Part of a data file:
+++
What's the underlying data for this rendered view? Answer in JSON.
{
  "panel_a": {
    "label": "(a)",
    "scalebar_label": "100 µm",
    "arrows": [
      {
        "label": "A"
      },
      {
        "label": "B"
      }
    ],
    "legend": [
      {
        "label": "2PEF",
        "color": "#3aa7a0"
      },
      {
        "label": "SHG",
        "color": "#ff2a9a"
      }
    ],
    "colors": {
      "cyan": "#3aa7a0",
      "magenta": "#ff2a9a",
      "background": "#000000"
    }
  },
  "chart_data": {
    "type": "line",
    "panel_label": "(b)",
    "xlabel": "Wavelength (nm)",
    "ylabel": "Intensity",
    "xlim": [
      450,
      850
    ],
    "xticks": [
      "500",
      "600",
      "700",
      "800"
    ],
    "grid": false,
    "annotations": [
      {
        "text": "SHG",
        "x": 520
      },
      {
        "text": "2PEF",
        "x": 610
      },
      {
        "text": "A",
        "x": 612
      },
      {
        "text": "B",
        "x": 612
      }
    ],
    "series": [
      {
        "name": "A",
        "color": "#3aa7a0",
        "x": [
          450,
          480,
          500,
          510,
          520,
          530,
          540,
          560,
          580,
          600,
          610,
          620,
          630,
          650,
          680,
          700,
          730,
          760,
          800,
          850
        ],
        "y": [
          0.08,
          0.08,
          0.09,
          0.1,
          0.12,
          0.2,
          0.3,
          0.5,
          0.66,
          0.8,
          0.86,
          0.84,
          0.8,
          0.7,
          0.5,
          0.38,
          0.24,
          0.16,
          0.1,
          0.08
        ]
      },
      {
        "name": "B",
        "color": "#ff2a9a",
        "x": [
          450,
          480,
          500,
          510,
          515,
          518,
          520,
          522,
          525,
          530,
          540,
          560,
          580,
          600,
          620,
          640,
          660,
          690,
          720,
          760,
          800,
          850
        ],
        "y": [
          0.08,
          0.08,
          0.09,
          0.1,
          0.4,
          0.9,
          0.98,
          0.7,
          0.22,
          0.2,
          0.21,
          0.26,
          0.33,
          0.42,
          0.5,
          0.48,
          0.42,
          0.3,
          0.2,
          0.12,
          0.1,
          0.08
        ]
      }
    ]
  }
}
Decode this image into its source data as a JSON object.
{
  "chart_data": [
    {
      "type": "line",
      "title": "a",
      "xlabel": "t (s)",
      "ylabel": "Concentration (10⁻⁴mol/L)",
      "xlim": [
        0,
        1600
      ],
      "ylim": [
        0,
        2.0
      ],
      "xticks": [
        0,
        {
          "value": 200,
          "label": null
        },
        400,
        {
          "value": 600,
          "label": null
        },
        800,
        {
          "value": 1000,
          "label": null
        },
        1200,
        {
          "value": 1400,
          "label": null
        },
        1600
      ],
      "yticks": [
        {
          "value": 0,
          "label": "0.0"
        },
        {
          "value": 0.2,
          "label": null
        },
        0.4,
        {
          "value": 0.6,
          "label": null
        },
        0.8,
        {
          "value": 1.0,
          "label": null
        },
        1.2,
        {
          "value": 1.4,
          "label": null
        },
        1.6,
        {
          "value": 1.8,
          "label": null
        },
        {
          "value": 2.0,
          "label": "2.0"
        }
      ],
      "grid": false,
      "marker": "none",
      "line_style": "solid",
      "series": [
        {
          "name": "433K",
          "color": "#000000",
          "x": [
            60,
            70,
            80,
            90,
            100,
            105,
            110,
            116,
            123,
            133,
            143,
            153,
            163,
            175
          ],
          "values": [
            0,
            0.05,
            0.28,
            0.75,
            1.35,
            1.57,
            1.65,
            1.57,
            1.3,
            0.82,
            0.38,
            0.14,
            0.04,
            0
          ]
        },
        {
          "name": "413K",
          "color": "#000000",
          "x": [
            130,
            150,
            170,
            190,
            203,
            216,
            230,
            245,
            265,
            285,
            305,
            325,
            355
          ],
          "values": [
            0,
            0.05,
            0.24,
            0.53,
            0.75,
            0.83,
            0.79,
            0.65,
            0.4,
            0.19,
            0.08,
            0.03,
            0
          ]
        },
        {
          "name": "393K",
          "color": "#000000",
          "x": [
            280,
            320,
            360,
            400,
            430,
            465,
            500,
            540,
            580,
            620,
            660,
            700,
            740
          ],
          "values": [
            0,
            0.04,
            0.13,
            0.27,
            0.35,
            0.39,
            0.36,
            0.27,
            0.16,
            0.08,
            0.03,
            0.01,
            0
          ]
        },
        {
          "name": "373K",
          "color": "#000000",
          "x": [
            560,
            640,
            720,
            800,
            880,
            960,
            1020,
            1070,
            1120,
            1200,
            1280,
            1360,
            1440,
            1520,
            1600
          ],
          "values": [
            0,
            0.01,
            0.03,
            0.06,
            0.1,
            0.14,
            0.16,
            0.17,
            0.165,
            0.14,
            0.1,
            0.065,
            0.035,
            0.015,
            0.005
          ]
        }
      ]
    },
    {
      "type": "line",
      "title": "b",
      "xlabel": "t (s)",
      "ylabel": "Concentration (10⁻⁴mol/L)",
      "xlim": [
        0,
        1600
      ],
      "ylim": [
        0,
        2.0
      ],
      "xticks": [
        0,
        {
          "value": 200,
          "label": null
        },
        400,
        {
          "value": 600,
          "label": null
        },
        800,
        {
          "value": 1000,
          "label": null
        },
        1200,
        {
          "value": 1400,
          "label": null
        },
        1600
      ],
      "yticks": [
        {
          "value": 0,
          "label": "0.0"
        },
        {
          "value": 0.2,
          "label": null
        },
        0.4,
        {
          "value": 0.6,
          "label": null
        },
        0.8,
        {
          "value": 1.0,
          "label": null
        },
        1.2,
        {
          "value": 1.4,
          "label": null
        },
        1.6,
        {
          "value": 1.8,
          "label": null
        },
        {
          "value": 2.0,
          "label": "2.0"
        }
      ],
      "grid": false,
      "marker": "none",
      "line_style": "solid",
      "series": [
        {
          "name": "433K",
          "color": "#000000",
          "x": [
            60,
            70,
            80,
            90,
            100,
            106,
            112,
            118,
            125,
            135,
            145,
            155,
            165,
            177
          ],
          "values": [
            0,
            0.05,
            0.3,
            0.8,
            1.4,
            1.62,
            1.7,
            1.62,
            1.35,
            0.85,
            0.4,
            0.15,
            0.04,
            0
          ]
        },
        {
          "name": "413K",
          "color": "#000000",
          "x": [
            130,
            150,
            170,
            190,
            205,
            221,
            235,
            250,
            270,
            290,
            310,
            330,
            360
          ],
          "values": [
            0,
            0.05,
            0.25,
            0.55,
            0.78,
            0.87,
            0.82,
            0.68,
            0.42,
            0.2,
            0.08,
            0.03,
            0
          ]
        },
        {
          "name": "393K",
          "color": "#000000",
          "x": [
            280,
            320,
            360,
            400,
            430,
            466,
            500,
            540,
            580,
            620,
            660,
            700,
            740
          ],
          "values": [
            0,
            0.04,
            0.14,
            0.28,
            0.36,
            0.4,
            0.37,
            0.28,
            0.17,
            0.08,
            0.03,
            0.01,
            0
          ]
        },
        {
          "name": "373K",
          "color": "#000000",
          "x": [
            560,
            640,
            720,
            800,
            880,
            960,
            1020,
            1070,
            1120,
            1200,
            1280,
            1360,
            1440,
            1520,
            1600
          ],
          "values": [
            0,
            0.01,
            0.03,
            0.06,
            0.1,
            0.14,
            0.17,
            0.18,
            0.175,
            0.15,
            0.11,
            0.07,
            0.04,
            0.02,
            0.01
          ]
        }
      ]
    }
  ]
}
+++
What you have to do => Reproduce all the data word for word.

Problem solution =>
What's the underlying data for this rendered view? Answer in JSON.
{
  "panel_a": {
    "label": "(a)",
    "scalebar_label": "100 µm",
    "arrows": [
      {
        "label": "A"
      },
      {
        "label": "B"
      }
    ],
    "legend": [
      {
        "label": "2PEF",
        "color": "#3aa7a0"
      },
      {
        "label": "SHG",
        "color": "#ff2a9a"
      }
    ],
    "colors": {
      "cyan": "#3aa7a0",
      "magenta": "#ff2a9a",
      "background": "#000000"
    }
  },
  "chart_data": {
    "type": "line",
    "panel_label": "(b)",
    "xlabel": "Wavelength (nm)",
    "ylabel": "Intensity",
    "xlim": [
      450,
      850
    ],
    "xticks": [
      "500",
      "600",
      "700",
      "800"
    ],
    "grid": false,
    "annotations": [
      {
        "text": "SHG",
        "x": 520
      },
      {
        "text": "2PEF",
        "x": 610
      },
      {
        "text": "A",
        "x": 612
      },
      {
        "text": "B",
        "x": 612
      }
    ],
    "series": [
      {
        "name": "A",
        "color": "#3aa7a0",
        "x": [
          450,
          480,
          500,
          510,
          520,
          530,
          540,
          560,
          580,
          600,
          610,
          620,
          630,
          650,
          680,
          700,
          730,
          760,
          800,
          850
        ],
        "y": [
          0.08,
          0.08,
          0.09,
          0.1,
          0.12,
          0.2,
          0.3,
          0.5,
          0.66,
          0.8,
          0.86,
          0.84,
          0.8,
          0.7,
          0.5,
          0.38,
          0.24,
          0.16,
          0.1,
          0.08
        ]
      },
      {
        "name": "B",
        "color": "#ff2a9a",
        "x": [
          450,
          480,
          500,
          510,
          515,
          518,
          520,
          522,
          525,
          530,
          540,
          560,
          580,
          600,
          620,
          640,
          660,
          690,
          720,
          760,
          800,
          850
        ],
        "y": [
          0.08,
          0.08,
          0.09,
          0.1,
          0.4,
          0.9,
          0.98,
          0.7,
          0.22,
          0.2,
          0.21,
          0.26,
          0.33,
          0.42,
          0.5,
          0.48,
          0.42,
          0.3,
          0.2,
          0.12,
          0.1,
          0.08
        ]
      }
    ]
  }
}
Decode this image into its source data as a JSON object.
{
  "chart_data": [
    {
      "type": "line",
      "title": "a",
      "xlabel": "t (s)",
      "ylabel": "Concentration (10⁻⁴mol/L)",
      "xlim": [
        0,
        1600
      ],
      "ylim": [
        0,
        2.0
      ],
      "xticks": [
        0,
        {
          "value": 200,
          "label": null
        },
        400,
        {
          "value": 600,
          "label": null
        },
        800,
        {
          "value": 1000,
          "label": null
        },
        1200,
        {
          "value": 1400,
          "label": null
        },
        1600
      ],
      "yticks": [
        {
          "value": 0,
          "label": "0.0"
        },
        {
          "value": 0.2,
          "label": null
        },
        0.4,
        {
          "value": 0.6,
          "label": null
        },
        0.8,
        {
          "value": 1.0,
          "label": null
        },
        1.2,
        {
          "value": 1.4,
          "label": null
        },
        1.6,
        {
          "value": 1.8,
          "label": null
        },
        {
          "value": 2.0,
          "label": "2.0"
        }
      ],
      "grid": false,
      "marker": "none",
      "line_style": "solid",
      "series": [
        {
          "name": "433K",
          "color": "#000000",
          "x": [
            60,
            70,
            80,
            90,
            100,
            105,
            110,
            116,
            123,
            133,
            143,
            153,
            163,
            175
          ],
          "values": [
            0,
            0.05,
            0.28,
            0.75,
            1.35,
            1.57,
            1.65,
            1.57,
            1.3,
            0.82,
            0.38,
            0.14,
            0.04,
            0
          ]
        },
        {
          "name": "413K",
          "color": "#000000",
          "x": [
            130,
            150,
            170,
            190,
            203,
            216,
            230,
            245,
            265,
            285,
            305,
            325,
            355
          ],
          "values": [
            0,
            0.05,
            0.24,
            0.53,
            0.75,
            0.83,
            0.79,
            0.65,
            0.4,
            0.19,
            0.08,
            0.03,
            0
          ]
        },
        {
          "name": "393K",
          "color": "#000000",
          "x": [
            280,
            320,
            360,
            400,
            430,
            465,
            500,
            540,
            580,
            620,
            660,
            700,
            740
          ],
          "values": [
            0,
            0.04,
            0.13,
            0.27,
            0.35,
            0.39,
            0.36,
            0.27,
            0.16,
            0.08,
            0.03,
            0.01,
            0
          ]
        },
        {
          "name": "373K",
          "color": "#000000",
          "x": [
            560,
            640,
            720,
            800,
            880,
            960,
            1020,
            1070,
            1120,
            1200,
            1280,
            1360,
            1440,
            1520,
            1600
          ],
          "values": [
            0,
            0.01,
            0.03,
            0.06,
            0.1,
            0.14,
            0.16,
            0.17,
            0.165,
            0.14,
            0.1,
            0.065,
            0.035,
            0.015,
            0.005
          ]
        }
      ]
    },
    {
      "type": "line",
      "title": "b",
      "xlabel": "t (s)",
      "ylabel": "Concentration (10⁻⁴mol/L)",
      "xlim": [
        0,
        1600
      ],
      "ylim": [
        0,
        2.0
      ],
      "xticks": [
        0,
        {
          "value": 200,
          "label": null
        },
        400,
        {
          "value": 600,
          "label": null
        },
        800,
        {
          "value": 1000,
          "label": null
        },
        1200,
        {
          "value": 1400,
          "label": null
        },
        1600
      ],
      "yticks": [
        {
          "value": 0,
          "label": "0.0"
        },
        {
          "value": 0.2,
          "label": null
        },
        0.4,
        {
          "value": 0.6,
          "label": null
        },
        0.8,
        {
          "value": 1.0,
          "label": null
        },
        1.2,
        {
          "value": 1.4,
          "label": null
        },
        1.6,
        {
          "value": 1.8,
          "label": null
        },
        {
          "value": 2.0,
          "label": "2.0"
        }
      ],
      "grid": false,
      "marker": "none",
      "line_style": "solid",
      "series": [
        {
          "name": "433K",
          "color": "#000000",
          "x": [
            60,
            70,
            80,
            90,
            100,
            106,
            112,
            118,
            125,
            135,
            145,
            155,
            165,
            177
          ],
          "values": [
            0,
            0.05,
            0.3,
            0.8,
            1.4,
            1.62,
            1.7,
            1.62,
            1.35,
            0.85,
            0.4,
            0.15,
            0.04,
            0
          ]
        },
        {
          "name": "413K",
          "color": "#000000",
          "x": [
            130,
            150,
            170,
            190,
            205,
            221,
            235,
            250,
            270,
            290,
            310,
            330,
            360
          ],
          "values": [
            0,
            0.05,
            0.25,
            0.55,
            0.78,
            0.87,
            0.82,
            0.68,
            0.42,
            0.2,
            0.08,
            0.03,
            0
          ]
        },
        {
          "name": "393K",
          "color": "#000000",
          "x": [
            280,
            320,
            360,
            400,
            430,
            466,
            500,
            540,
            580,
            620,
            660,
            700,
            740
          ],
          "values": [
            0,
            0.04,
            0.14,
            0.28,
            0.36,
            0.4,
            0.37,
            0.28,
            0.17,
            0.08,
            0.03,
            0.01,
            0
          ]
        },
        {
          "name": "373K",
          "color": "#000000",
          "x": [
            560,
            640,
            720,
            800,
            880,
            960,
            1020,
            1070,
            1120,
            1200,
            1280,
            1360,
            1440,
            1520,
            1600
          ],
          "values": [
            0,
            0.01,
            0.03,
            0.06,
            0.1,
            0.14,
            0.17,
            0.18,
            0.175,
            0.15,
            0.11,
            0.07,
            0.04,
            0.02,
            0.01
          ]
        }
      ]
    }
  ]
}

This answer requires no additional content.